The records below need retyping in full; give them again exactly.

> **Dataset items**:
[Start]

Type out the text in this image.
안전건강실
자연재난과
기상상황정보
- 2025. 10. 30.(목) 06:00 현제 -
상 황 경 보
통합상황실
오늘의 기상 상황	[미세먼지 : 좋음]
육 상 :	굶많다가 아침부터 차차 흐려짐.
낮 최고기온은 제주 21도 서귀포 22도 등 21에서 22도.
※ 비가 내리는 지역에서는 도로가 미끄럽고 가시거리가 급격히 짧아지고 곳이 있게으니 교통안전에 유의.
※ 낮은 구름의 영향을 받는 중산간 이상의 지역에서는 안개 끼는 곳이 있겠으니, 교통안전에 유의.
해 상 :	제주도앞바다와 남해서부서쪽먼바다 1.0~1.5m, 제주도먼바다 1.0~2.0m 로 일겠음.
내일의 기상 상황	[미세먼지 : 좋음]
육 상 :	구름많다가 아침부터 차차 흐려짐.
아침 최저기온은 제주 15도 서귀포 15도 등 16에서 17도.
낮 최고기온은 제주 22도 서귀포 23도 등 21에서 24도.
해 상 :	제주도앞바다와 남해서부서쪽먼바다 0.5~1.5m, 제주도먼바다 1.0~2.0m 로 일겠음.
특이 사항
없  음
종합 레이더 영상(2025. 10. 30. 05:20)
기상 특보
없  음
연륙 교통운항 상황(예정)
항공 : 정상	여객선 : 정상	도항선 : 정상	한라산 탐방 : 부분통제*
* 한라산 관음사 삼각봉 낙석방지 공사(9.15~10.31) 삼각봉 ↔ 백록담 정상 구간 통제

[End]

> **Result of this task**:
Type out the text in this image.
안전건강실
자연재난과
기상상황정보
- 2025. 10. 30.(목) 06:00 현제 -
상 황 경 보
통합상황실
오늘의 기상 상황	[미세먼지 : 좋음]
육 상 :	굶많다가 아침부터 차차 흐려짐.
낮 최고기온은 제주 21도 서귀포 22도 등 21에서 22도.
※ 비가 내리는 지역에서는 도로가 미끄럽고 가시거리가 급격히 짧아지고 곳이 있게으니 교통안전에 유의.
※ 낮은 구름의 영향을 받는 중산간 이상의 지역에서는 안개 끼는 곳이 있겠으니, 교통안전에 유의.
해 상 :	제주도앞바다와 남해서부서쪽먼바다 1.0~1.5m, 제주도먼바다 1.0~2.0m 로 일겠음.
내일의 기상 상황	[미세먼지 : 좋음]
육 상 :	구름많다가 아침부터 차차 흐려짐.
아침 최저기온은 제주 15도 서귀포 15도 등 16에서 17도.
낮 최고기온은 제주 22도 서귀포 23도 등 21에서 24도.
해 상 :	제주도앞바다와 남해서부서쪽먼바다 0.5~1.5m, 제주도먼바다 1.0~2.0m 로 일겠음.
특이 사항
없  음
종합 레이더 영상(2025. 10. 30. 05:20)
기상 특보
없  음
연륙 교통운항 상황(예정)
항공 : 정상	여객선 : 정상	도항선 : 정상	한라산 탐방 : 부분통제*
* 한라산 관음사 삼각봉 낙석방지 공사(9.15~10.31) 삼각봉 ↔ 백록담 정상 구간 통제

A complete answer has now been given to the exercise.